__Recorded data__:
-- Begin --
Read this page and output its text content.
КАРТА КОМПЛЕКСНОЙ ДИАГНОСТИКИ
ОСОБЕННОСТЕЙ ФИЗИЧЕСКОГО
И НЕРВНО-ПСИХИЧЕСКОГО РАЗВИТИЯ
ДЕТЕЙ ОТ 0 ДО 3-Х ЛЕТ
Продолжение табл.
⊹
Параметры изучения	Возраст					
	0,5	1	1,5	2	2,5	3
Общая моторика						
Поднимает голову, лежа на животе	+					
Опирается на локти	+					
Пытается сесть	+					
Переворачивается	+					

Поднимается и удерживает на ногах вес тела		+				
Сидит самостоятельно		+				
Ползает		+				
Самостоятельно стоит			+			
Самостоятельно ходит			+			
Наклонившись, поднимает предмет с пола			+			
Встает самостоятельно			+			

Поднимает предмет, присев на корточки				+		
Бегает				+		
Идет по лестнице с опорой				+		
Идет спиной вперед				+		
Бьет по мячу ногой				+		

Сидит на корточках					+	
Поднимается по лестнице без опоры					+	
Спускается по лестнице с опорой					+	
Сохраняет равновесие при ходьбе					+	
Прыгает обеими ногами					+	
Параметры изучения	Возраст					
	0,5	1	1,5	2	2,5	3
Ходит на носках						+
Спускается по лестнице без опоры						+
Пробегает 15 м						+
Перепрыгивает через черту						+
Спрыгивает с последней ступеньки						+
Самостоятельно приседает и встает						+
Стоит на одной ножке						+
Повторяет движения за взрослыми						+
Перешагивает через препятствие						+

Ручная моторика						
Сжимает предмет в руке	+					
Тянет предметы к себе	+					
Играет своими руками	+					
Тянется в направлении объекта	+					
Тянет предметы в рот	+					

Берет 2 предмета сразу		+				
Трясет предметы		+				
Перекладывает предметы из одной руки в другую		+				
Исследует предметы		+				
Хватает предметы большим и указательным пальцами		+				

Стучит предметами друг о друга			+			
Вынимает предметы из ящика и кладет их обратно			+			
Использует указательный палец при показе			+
-- End --
-- Begin --
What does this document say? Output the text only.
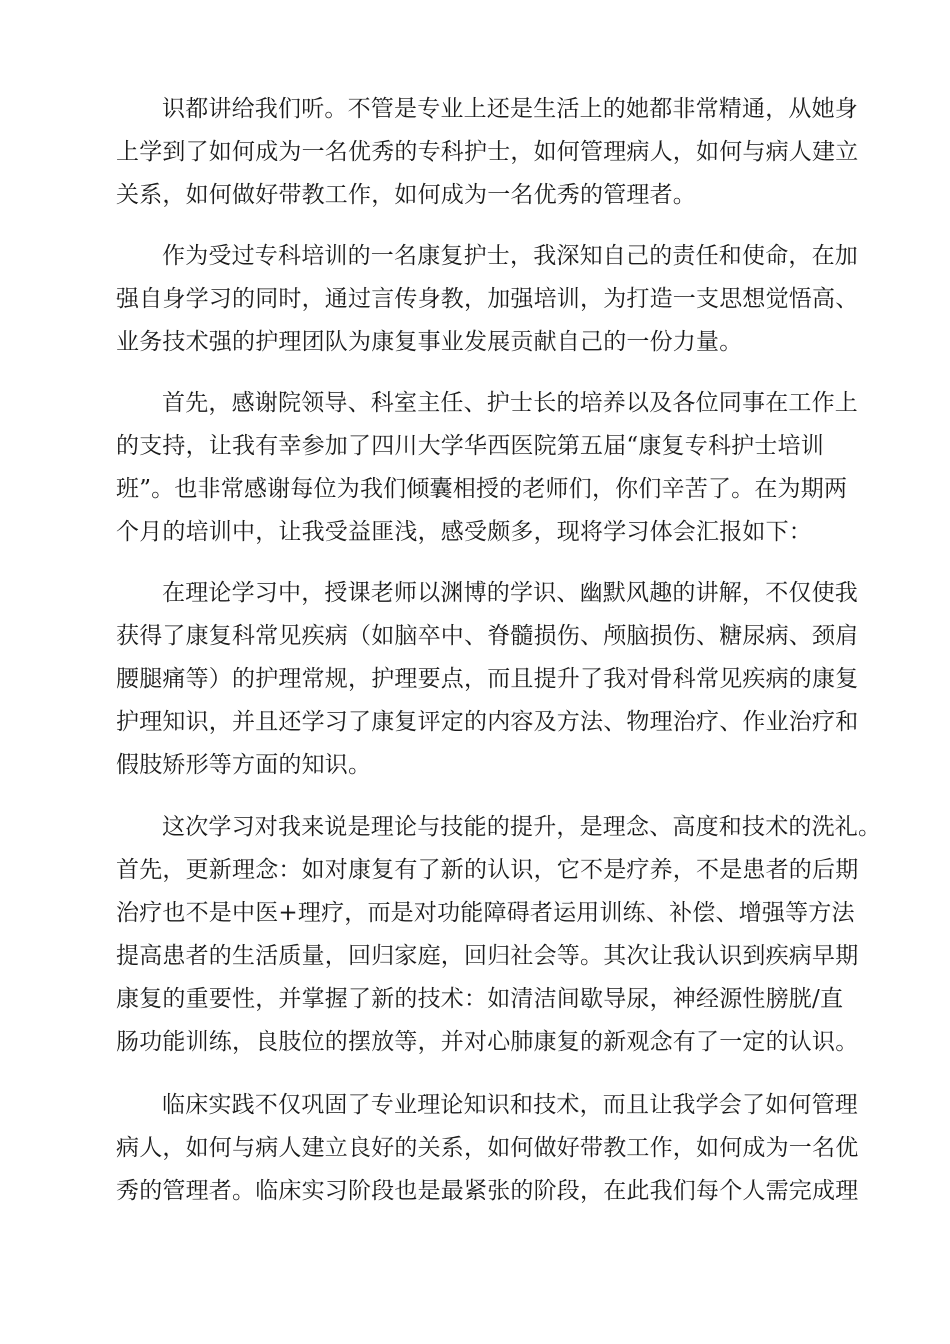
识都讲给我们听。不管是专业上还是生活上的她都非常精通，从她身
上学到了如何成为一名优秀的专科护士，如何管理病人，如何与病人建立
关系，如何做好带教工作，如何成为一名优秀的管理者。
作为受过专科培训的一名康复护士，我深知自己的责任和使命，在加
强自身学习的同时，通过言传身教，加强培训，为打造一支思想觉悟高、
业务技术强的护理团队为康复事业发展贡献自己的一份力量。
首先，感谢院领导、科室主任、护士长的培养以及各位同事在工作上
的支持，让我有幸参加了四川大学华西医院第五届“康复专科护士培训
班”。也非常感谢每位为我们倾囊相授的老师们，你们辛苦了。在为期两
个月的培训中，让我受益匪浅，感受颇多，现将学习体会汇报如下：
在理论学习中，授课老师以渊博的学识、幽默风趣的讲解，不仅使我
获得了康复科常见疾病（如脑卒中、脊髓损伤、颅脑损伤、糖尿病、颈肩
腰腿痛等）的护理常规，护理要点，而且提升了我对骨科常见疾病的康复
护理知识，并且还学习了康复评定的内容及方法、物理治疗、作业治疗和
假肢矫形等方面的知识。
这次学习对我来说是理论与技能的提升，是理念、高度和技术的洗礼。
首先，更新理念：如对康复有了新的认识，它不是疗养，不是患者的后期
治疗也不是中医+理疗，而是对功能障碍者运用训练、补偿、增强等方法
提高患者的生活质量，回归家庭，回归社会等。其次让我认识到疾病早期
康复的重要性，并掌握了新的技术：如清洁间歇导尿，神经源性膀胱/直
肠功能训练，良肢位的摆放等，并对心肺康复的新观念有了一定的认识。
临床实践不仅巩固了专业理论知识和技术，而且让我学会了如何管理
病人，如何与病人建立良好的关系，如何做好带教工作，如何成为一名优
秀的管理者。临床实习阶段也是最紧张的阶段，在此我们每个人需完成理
-- End --
-- Begin --
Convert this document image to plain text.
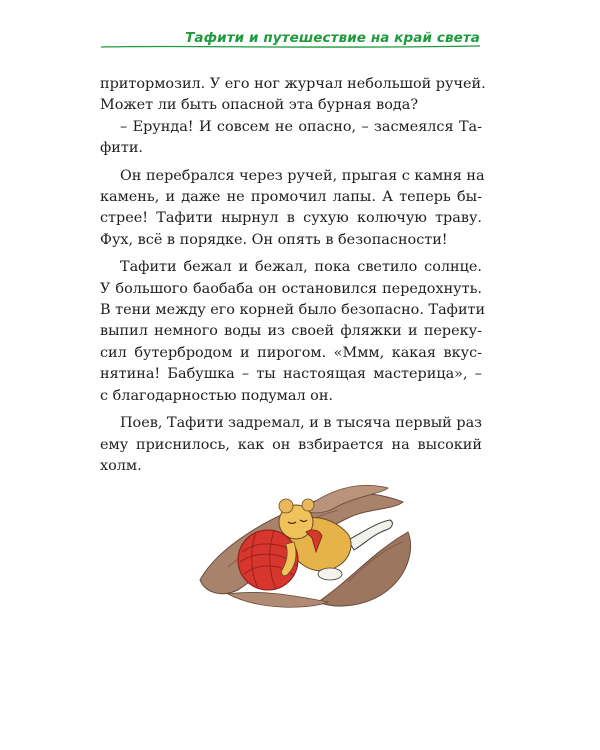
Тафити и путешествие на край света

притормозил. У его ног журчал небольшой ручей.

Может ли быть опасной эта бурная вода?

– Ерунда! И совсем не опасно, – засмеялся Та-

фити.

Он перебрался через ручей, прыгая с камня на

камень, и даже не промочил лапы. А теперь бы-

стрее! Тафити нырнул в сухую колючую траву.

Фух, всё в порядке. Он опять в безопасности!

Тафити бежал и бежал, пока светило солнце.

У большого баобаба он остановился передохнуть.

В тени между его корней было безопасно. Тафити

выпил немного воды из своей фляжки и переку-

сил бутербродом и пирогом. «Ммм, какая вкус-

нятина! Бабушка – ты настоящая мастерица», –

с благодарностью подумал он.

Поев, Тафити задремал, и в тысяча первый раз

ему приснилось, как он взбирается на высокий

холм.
-- End --
__Problem statement__: Check every line for "Спускается" and show the ones that have it.

__Exercise response__:
Спускается по лестнице с опорой					+	
Спускается по лестнице без опоры						+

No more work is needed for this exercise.